Start Records for this task

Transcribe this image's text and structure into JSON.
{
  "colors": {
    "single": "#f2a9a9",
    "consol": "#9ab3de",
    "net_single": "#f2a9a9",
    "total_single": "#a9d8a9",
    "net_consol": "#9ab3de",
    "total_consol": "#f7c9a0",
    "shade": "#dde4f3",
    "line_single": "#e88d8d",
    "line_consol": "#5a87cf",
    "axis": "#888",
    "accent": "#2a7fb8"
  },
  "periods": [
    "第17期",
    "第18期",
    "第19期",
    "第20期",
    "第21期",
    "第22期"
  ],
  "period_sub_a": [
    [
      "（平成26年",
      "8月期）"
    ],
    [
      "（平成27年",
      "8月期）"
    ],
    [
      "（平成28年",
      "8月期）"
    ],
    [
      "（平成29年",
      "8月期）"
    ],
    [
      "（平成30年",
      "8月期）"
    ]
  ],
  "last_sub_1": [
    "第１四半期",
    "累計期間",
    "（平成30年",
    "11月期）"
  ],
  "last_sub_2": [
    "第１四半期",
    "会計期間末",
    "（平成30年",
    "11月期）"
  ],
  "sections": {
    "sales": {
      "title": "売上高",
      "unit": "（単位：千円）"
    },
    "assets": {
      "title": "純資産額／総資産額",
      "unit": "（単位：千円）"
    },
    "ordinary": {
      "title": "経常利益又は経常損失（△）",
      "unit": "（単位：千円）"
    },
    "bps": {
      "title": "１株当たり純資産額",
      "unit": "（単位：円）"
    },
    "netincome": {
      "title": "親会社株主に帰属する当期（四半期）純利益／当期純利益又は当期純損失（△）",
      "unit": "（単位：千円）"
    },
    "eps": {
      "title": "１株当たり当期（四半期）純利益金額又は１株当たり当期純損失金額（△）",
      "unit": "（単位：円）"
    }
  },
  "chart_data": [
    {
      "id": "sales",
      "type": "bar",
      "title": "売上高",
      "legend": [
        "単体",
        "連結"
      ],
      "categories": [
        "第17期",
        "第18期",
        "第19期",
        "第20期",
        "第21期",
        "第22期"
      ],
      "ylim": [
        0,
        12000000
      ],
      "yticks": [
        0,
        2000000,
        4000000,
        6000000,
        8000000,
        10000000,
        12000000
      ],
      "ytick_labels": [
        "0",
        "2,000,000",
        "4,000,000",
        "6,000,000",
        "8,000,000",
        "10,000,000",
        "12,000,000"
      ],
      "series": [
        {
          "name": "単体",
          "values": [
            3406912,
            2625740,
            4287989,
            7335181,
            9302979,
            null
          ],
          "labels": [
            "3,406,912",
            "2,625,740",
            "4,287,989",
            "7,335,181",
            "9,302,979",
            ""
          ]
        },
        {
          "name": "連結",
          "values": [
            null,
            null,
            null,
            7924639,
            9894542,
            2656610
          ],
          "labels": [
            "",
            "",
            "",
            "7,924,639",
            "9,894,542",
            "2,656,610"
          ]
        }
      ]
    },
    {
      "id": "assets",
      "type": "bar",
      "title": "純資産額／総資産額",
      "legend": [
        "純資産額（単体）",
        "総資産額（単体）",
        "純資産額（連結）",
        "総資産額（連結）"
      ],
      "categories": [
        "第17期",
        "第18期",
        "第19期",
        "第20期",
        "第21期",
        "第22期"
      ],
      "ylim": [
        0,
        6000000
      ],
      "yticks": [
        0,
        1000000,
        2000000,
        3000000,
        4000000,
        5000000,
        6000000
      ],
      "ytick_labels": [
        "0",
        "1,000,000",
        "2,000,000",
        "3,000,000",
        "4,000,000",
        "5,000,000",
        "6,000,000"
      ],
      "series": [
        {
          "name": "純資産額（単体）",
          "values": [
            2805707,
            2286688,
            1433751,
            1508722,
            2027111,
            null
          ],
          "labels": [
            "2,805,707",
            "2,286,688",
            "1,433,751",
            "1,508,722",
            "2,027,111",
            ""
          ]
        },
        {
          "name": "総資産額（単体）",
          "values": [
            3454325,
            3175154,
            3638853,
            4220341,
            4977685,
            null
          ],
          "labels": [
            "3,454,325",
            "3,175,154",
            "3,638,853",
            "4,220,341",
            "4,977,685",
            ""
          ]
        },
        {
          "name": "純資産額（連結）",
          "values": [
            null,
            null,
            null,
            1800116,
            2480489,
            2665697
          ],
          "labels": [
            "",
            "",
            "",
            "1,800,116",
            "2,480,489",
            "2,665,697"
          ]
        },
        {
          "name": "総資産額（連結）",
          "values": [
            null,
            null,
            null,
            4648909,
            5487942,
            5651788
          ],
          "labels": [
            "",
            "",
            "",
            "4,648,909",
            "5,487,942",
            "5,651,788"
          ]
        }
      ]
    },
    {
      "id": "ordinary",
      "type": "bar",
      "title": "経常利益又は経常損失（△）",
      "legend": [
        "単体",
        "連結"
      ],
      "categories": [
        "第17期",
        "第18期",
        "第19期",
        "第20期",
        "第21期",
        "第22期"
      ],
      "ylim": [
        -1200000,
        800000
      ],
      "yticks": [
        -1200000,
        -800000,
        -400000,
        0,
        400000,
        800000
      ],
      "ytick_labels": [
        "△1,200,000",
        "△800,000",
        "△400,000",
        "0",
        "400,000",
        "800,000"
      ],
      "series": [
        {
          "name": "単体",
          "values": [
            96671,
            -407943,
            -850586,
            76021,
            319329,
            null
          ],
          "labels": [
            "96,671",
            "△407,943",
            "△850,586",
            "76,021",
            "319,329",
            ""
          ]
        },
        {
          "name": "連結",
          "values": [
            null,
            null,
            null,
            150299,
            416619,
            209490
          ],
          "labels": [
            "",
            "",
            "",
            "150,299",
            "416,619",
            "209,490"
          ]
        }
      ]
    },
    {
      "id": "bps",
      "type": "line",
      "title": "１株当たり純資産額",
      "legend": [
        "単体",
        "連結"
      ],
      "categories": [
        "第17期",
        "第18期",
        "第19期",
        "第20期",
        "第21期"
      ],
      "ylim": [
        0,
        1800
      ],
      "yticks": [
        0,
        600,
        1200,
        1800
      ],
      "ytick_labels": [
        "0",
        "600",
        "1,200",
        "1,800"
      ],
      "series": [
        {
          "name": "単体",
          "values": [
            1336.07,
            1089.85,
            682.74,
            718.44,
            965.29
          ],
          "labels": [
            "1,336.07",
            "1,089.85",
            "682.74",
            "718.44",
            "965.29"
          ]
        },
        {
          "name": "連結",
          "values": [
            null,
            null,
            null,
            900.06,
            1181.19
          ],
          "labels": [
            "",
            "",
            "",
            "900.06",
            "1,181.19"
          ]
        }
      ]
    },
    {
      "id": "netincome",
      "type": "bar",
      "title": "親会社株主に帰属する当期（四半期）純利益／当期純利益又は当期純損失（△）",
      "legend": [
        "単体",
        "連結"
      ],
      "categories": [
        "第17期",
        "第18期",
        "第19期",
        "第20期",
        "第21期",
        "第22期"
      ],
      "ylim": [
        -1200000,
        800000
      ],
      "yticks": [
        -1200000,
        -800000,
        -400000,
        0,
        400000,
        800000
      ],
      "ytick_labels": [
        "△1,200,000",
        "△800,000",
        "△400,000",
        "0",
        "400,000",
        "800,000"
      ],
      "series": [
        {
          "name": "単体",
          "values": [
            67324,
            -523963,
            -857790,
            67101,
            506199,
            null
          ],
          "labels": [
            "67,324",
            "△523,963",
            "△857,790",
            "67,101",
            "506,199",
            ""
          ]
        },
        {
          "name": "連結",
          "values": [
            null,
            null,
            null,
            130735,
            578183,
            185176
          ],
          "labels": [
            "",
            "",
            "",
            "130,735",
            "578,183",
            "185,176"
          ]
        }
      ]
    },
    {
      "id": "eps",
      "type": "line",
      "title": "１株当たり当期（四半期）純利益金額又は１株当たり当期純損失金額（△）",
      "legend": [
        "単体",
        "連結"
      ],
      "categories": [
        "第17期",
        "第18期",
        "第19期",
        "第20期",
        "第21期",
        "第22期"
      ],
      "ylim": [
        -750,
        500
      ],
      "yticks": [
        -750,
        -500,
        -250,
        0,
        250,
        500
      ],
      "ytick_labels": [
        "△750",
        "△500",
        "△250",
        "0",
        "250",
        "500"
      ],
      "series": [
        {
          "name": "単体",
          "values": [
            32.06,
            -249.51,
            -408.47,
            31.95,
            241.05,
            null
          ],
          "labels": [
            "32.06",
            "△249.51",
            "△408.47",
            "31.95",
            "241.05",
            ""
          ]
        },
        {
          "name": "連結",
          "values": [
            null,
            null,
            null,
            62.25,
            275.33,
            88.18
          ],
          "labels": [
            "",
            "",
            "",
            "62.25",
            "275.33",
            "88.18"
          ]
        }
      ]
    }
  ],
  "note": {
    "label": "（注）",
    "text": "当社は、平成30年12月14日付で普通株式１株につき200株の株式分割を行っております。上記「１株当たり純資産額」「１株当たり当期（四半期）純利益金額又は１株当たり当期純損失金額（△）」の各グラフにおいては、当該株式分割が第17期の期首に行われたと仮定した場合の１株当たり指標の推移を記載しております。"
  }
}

End Records for this task

◆ Short task
Look through the entries and return every line where "総資産額" appears.

◆ Written response
      "title": "純資産額／総資産額",
      "title": "純資産額／総資産額",
        "総資産額（単体）",
        "総資産額（連結）"
          "name": "総資産額（単体）",
          "name": "総資産額（連結）",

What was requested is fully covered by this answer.